— BEGIN Task data —

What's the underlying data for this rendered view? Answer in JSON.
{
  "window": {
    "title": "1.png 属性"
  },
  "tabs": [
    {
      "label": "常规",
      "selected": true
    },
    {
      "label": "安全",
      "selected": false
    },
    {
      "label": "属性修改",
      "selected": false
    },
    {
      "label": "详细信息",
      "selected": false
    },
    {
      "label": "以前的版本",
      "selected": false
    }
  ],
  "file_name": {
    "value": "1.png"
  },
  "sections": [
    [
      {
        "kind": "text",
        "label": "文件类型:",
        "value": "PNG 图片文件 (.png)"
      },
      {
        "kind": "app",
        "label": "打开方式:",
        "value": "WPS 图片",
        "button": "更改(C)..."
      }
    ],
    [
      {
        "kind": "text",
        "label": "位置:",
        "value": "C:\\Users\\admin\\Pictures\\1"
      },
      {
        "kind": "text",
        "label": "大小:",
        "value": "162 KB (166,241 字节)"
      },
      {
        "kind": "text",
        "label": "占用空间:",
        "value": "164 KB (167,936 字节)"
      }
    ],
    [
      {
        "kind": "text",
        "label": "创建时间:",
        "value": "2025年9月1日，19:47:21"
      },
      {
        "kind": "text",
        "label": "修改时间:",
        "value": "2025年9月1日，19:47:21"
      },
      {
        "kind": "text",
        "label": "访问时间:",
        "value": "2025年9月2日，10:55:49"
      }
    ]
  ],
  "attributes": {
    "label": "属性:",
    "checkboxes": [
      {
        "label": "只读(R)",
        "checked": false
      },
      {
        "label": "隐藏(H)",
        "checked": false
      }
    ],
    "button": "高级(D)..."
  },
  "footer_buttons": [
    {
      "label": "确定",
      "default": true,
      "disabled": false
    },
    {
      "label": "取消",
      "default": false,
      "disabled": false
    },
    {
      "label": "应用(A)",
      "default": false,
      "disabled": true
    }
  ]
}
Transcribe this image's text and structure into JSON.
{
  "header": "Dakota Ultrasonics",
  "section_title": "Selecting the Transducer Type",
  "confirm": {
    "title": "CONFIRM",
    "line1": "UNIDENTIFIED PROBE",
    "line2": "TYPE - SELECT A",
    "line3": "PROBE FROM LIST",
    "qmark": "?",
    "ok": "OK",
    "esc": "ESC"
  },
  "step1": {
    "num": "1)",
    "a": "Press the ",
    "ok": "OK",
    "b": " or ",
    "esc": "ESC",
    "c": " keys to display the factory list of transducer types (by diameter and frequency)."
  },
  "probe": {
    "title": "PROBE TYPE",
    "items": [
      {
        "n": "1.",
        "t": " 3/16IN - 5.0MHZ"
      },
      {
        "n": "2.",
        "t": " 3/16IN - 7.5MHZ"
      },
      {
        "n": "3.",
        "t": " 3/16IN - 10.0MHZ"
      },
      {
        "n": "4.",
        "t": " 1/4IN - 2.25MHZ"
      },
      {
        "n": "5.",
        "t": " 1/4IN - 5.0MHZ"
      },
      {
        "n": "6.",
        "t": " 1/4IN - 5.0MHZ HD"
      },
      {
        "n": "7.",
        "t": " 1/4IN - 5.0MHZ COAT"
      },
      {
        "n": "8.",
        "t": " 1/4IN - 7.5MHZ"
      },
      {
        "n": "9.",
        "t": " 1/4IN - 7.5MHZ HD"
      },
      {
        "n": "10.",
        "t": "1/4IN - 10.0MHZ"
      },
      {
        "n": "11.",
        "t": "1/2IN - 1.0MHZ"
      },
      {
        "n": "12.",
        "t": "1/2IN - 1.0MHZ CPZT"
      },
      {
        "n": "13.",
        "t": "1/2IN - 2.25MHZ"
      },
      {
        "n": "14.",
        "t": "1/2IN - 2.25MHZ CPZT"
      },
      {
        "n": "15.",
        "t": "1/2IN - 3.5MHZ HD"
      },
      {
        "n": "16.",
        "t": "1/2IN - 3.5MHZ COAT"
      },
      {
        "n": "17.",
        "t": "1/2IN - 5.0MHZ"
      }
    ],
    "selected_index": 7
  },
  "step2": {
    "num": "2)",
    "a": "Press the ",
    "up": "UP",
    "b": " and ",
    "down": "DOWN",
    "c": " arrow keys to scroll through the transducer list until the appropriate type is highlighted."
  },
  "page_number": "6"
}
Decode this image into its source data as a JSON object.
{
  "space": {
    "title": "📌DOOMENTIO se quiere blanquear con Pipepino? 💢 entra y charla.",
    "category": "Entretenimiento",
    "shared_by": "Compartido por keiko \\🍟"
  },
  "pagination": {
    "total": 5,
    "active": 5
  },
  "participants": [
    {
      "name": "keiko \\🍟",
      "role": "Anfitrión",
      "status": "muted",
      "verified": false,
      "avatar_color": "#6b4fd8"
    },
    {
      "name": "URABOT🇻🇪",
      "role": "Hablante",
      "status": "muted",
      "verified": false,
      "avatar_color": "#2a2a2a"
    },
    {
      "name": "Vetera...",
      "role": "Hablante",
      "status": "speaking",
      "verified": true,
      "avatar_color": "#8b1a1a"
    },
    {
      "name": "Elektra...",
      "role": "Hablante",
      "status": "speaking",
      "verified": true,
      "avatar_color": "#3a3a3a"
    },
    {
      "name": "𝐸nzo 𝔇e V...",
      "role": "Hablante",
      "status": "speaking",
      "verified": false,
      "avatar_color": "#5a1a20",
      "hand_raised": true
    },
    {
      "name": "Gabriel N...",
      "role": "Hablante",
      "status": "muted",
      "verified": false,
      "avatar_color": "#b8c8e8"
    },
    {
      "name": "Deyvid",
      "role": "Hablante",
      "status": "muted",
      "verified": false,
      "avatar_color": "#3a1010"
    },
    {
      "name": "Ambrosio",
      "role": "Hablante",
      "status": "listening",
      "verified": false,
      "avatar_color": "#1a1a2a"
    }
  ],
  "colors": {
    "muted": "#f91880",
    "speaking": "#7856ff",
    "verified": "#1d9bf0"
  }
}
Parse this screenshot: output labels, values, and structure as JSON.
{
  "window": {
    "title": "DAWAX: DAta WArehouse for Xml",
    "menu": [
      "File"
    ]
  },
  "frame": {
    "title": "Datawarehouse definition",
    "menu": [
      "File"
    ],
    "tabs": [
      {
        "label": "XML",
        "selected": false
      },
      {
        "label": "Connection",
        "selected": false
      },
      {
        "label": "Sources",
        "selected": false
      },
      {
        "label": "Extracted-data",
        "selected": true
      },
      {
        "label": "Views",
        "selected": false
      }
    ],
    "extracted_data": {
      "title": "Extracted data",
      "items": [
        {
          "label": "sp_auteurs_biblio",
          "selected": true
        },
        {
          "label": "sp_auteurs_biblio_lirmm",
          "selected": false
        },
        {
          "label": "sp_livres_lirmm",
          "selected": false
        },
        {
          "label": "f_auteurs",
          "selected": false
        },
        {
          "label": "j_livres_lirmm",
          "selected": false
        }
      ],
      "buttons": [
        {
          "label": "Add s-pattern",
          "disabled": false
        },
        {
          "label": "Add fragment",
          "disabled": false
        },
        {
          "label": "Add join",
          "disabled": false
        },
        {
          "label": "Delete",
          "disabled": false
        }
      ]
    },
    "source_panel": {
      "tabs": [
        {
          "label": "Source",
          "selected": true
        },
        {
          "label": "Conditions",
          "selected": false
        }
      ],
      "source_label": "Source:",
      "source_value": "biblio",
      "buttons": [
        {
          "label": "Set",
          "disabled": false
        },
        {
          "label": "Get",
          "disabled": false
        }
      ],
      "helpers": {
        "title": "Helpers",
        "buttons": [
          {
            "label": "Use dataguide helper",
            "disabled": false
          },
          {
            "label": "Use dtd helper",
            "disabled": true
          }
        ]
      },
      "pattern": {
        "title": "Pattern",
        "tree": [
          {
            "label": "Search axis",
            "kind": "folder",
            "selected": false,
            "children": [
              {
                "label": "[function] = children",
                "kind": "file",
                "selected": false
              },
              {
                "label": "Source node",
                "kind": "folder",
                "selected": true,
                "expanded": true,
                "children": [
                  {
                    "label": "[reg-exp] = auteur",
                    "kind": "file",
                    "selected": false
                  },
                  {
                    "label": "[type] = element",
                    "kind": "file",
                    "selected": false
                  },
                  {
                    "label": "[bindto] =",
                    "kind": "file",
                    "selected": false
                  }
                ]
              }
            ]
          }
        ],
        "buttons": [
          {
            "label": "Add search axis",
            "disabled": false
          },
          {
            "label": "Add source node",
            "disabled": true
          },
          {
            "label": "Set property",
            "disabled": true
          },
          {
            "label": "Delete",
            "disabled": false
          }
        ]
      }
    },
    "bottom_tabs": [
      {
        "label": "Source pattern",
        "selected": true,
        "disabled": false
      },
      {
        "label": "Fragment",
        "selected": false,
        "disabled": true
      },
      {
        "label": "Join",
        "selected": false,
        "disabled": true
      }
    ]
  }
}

— END Task data —

Task goal: Looking at the listing above, how many of its lines contain the string "image"? Give the number alone.

Solution below: 2